WHAT IS EXPECTED: Using the data below, tally the lines that include the string "icon". Only the number is wanted.

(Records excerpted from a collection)
::::::::

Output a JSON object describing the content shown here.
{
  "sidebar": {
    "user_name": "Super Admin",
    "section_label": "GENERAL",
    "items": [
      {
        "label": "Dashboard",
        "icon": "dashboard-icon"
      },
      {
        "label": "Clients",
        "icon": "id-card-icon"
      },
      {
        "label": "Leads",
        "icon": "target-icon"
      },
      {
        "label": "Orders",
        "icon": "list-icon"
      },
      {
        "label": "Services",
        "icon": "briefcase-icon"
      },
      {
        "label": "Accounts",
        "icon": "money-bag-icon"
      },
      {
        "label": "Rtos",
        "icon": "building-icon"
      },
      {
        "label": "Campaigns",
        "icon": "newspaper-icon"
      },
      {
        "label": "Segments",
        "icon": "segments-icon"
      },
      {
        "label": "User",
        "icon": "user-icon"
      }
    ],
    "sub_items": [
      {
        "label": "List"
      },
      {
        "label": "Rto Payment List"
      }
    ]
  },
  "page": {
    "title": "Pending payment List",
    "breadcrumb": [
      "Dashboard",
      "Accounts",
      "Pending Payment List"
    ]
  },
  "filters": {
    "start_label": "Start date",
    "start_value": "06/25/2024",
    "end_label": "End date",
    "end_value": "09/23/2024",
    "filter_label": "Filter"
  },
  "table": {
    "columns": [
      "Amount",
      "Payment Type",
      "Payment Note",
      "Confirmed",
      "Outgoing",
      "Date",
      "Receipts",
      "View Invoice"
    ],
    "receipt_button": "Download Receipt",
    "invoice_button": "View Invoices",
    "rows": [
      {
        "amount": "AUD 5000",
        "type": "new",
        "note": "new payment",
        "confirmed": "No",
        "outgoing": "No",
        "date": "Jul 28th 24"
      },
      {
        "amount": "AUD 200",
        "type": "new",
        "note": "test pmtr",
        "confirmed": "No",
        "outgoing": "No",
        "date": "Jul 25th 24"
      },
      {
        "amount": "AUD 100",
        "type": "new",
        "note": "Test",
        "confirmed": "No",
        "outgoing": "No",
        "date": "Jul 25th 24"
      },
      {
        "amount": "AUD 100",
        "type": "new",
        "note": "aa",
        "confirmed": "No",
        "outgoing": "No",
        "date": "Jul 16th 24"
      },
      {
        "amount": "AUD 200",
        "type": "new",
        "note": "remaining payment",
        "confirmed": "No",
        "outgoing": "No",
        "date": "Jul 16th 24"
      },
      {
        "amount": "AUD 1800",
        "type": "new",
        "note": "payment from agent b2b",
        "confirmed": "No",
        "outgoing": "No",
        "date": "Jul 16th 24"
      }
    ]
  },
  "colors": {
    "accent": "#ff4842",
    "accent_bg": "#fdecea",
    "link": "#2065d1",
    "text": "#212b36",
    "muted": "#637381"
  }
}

::::::::

EXPECTED OUTPUT: 10